- [WHAT YOU HAVE TO DO] Reproduce the following lines verbatim, all of them.
##########
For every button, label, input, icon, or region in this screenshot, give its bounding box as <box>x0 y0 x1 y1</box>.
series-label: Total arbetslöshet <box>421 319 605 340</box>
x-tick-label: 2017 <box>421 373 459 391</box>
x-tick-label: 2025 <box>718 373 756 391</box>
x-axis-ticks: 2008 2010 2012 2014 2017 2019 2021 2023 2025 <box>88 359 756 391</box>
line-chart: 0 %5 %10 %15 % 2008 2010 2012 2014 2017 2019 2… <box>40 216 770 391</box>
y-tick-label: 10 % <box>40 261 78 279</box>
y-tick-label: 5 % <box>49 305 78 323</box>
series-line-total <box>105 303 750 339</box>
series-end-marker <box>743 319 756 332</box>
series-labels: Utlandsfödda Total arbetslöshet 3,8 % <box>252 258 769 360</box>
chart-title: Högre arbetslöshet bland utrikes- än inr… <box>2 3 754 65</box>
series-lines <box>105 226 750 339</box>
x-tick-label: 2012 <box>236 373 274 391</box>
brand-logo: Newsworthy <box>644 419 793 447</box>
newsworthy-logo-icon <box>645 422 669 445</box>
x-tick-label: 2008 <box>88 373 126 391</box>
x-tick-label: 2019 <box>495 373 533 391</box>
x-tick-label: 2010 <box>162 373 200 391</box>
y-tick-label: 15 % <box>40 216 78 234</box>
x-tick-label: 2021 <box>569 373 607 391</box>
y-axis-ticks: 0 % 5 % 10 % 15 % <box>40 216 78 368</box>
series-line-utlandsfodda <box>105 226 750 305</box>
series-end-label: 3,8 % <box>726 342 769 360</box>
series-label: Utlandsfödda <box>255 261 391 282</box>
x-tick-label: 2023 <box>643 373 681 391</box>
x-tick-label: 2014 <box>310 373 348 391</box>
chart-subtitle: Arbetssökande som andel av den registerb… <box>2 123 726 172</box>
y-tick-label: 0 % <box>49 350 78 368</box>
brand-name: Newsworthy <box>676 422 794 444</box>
##########
- [EXERCISE OUTPUT]
For every button, label, input, icon, or region in this screenshot, give its bounding box as <box>x0 y0 x1 y1</box>.
series-label: Total arbetslöshet <box>421 319 605 340</box>
x-tick-label: 2017 <box>421 373 459 391</box>
x-tick-label: 2025 <box>718 373 756 391</box>
x-axis-ticks: 2008 2010 2012 2014 2017 2019 2021 2023 2025 <box>88 359 756 391</box>
line-chart: 0 %5 %10 %15 % 2008 2010 2012 2014 2017 2019 2… <box>40 216 770 391</box>
y-tick-label: 10 % <box>40 261 78 279</box>
y-tick-label: 5 % <box>49 305 78 323</box>
series-line-total <box>105 303 750 339</box>
series-end-marker <box>743 319 756 332</box>
series-labels: Utlandsfödda Total arbetslöshet 3,8 % <box>252 258 769 360</box>
chart-title: Högre arbetslöshet bland utrikes- än inr… <box>2 3 754 65</box>
series-lines <box>105 226 750 339</box>
x-tick-label: 2012 <box>236 373 274 391</box>
brand-logo: Newsworthy <box>644 419 793 447</box>
newsworthy-logo-icon <box>645 422 669 445</box>
x-tick-label: 2008 <box>88 373 126 391</box>
x-tick-label: 2019 <box>495 373 533 391</box>
x-tick-label: 2010 <box>162 373 200 391</box>
y-tick-label: 15 % <box>40 216 78 234</box>
x-tick-label: 2021 <box>569 373 607 391</box>
y-axis-ticks: 0 % 5 % 10 % 15 % <box>40 216 78 368</box>
series-line-utlandsfodda <box>105 226 750 305</box>
series-end-label: 3,8 % <box>726 342 769 360</box>
series-label: Utlandsfödda <box>255 261 391 282</box>
x-tick-label: 2023 <box>643 373 681 391</box>
x-tick-label: 2014 <box>310 373 348 391</box>
chart-subtitle: Arbetssökande som andel av den registerb… <box>2 123 726 172</box>
y-tick-label: 0 % <box>49 350 78 368</box>
brand-name: Newsworthy <box>676 422 794 444</box>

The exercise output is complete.